Start of Block
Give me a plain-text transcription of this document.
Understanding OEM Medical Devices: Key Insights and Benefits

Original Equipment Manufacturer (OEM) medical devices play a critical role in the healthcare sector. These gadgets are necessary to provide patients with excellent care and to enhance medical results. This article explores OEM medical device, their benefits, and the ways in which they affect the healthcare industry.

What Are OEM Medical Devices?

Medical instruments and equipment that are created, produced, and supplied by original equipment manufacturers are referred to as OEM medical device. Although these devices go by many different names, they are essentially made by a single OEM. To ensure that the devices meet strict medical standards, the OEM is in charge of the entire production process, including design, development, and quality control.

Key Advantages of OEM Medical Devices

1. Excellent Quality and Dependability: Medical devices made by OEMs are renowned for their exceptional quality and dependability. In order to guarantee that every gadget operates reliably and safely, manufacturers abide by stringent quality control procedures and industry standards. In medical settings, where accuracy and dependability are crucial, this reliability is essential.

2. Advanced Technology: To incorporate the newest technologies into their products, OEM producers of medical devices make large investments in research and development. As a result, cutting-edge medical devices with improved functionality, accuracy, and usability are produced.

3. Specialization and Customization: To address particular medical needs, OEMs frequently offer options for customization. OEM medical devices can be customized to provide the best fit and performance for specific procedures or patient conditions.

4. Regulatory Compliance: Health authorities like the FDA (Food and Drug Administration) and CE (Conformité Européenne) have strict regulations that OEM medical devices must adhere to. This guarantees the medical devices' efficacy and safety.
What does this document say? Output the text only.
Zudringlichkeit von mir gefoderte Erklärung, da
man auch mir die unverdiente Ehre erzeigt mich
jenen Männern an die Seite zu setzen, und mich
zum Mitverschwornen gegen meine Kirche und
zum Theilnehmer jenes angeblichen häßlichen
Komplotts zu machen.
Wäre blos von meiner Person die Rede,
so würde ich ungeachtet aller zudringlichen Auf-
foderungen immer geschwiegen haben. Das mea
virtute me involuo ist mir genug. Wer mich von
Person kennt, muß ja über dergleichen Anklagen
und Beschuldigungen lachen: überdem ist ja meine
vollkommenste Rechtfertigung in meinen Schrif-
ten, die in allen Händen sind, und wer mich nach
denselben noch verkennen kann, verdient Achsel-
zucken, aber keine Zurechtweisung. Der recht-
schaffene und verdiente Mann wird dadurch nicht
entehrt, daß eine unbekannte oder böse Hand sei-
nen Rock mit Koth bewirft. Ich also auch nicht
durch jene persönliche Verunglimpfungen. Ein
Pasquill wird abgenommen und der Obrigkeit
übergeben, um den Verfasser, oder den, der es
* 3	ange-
End of Block
### INSTRUCTIONS FOR THE TASK
In the material above, how many lines contain the string "provide"? Respond with that number by itself.

### SOLUTION
2